* TASK *
Locate all lines with the word "values" and copy them out.

Stored data entries:
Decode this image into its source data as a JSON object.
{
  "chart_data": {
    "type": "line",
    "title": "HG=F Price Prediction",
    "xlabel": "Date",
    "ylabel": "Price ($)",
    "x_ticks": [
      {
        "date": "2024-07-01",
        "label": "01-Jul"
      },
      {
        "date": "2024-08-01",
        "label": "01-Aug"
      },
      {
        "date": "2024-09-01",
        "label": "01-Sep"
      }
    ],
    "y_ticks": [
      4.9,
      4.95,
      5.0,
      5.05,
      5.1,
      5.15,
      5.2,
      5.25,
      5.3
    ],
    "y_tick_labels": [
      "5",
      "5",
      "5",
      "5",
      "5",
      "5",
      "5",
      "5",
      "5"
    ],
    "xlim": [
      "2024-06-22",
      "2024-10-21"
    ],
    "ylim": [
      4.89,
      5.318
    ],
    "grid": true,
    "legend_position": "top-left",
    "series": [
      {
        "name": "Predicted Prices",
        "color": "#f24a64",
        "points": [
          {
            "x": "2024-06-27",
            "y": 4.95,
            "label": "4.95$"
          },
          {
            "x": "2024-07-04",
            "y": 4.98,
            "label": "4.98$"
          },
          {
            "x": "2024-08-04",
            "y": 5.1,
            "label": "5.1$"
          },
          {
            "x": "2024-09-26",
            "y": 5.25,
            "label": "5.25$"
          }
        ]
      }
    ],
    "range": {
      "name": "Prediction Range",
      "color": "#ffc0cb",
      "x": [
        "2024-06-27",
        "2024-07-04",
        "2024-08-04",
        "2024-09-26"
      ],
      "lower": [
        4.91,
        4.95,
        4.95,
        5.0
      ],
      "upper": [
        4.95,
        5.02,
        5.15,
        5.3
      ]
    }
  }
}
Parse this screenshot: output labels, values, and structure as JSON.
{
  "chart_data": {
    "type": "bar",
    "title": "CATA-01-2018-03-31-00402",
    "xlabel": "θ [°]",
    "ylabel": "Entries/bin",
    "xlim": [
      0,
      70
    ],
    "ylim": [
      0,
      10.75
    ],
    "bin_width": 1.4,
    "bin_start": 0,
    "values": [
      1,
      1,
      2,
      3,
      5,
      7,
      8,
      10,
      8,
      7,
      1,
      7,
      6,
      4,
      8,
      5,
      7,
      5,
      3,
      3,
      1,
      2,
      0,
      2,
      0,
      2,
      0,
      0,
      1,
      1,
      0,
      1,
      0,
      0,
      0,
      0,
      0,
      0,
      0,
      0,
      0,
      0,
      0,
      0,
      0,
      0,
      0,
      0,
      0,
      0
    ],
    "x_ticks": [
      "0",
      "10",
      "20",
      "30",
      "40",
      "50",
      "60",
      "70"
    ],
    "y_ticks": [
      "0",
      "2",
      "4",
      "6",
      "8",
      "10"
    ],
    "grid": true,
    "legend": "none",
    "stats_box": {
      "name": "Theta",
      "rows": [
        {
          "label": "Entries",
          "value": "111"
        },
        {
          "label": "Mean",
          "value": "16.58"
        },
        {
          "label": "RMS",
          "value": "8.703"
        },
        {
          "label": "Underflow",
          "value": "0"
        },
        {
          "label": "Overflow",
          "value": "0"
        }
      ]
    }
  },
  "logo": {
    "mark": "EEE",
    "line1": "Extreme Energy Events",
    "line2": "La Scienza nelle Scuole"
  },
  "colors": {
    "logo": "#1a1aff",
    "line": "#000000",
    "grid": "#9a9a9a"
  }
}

* EXERCISE SOLUTION *
Parse this screenshot: output labels, values, and structure as JSON.
    "values": [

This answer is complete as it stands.